### REQUIREMENT
The complete listing should be restated exactly.

(Stored dataset items)
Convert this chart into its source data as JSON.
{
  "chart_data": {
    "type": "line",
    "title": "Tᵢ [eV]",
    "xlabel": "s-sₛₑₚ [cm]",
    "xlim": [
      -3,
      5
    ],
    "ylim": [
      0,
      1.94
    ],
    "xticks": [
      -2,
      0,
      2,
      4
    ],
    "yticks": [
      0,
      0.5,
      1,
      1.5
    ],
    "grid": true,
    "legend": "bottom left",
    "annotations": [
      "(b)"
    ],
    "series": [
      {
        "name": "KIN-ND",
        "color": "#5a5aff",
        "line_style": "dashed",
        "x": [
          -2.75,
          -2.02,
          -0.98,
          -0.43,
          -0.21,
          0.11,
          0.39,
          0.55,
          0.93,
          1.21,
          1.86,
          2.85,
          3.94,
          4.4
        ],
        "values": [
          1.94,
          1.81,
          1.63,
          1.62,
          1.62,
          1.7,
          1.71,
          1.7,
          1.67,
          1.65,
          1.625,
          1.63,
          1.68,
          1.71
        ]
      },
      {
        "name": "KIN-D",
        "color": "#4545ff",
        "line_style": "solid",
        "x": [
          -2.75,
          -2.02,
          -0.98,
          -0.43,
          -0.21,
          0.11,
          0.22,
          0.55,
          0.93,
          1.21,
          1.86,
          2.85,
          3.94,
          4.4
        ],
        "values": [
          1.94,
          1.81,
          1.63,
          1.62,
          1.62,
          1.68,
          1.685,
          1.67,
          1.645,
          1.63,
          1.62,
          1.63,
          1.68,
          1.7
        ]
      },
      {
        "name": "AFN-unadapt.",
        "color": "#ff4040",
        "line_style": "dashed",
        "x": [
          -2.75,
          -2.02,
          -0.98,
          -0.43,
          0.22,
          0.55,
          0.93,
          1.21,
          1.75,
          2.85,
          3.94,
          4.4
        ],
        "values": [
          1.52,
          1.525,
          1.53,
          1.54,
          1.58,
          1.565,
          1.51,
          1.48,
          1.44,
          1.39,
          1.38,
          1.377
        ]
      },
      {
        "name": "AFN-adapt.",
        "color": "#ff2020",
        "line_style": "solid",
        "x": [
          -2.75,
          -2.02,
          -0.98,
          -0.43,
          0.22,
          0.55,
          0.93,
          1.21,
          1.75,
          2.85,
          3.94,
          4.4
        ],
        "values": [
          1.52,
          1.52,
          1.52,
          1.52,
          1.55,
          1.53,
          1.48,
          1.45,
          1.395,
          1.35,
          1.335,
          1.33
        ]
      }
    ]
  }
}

### SOLVED EXERCISE
Convert this chart into its source data as JSON.
{
  "chart_data": {
    "type": "line",
    "title": "Tᵢ [eV]",
    "xlabel": "s-sₛₑₚ [cm]",
    "xlim": [
      -3,
      5
    ],
    "ylim": [
      0,
      1.94
    ],
    "xticks": [
      -2,
      0,
      2,
      4
    ],
    "yticks": [
      0,
      0.5,
      1,
      1.5
    ],
    "grid": true,
    "legend": "bottom left",
    "annotations": [
      "(b)"
    ],
    "series": [
      {
        "name": "KIN-ND",
        "color": "#5a5aff",
        "line_style": "dashed",
        "x": [
          -2.75,
          -2.02,
          -0.98,
          -0.43,
          -0.21,
          0.11,
          0.39,
          0.55,
          0.93,
          1.21,
          1.86,
          2.85,
          3.94,
          4.4
        ],
        "values": [
          1.94,
          1.81,
          1.63,
          1.62,
          1.62,
          1.7,
          1.71,
          1.7,
          1.67,
          1.65,
          1.625,
          1.63,
          1.68,
          1.71
        ]
      },
      {
        "name": "KIN-D",
        "color": "#4545ff",
        "line_style": "solid",
        "x": [
          -2.75,
          -2.02,
          -0.98,
          -0.43,
          -0.21,
          0.11,
          0.22,
          0.55,
          0.93,
          1.21,
          1.86,
          2.85,
          3.94,
          4.4
        ],
        "values": [
          1.94,
          1.81,
          1.63,
          1.62,
          1.62,
          1.68,
          1.685,
          1.67,
          1.645,
          1.63,
          1.62,
          1.63,
          1.68,
          1.7
        ]
      },
      {
        "name": "AFN-unadapt.",
        "color": "#ff4040",
        "line_style": "dashed",
        "x": [
          -2.75,
          -2.02,
          -0.98,
          -0.43,
          0.22,
          0.55,
          0.93,
          1.21,
          1.75,
          2.85,
          3.94,
          4.4
        ],
        "values": [
          1.52,
          1.525,
          1.53,
          1.54,
          1.58,
          1.565,
          1.51,
          1.48,
          1.44,
          1.39,
          1.38,
          1.377
        ]
      },
      {
        "name": "AFN-adapt.",
        "color": "#ff2020",
        "line_style": "solid",
        "x": [
          -2.75,
          -2.02,
          -0.98,
          -0.43,
          0.22,
          0.55,
          0.93,
          1.21,
          1.75,
          2.85,
          3.94,
          4.4
        ],
        "values": [
          1.52,
          1.52,
          1.52,
          1.52,
          1.55,
          1.53,
          1.48,
          1.45,
          1.395,
          1.35,
          1.335,
          1.33
        ]
      }
    ]
  }
}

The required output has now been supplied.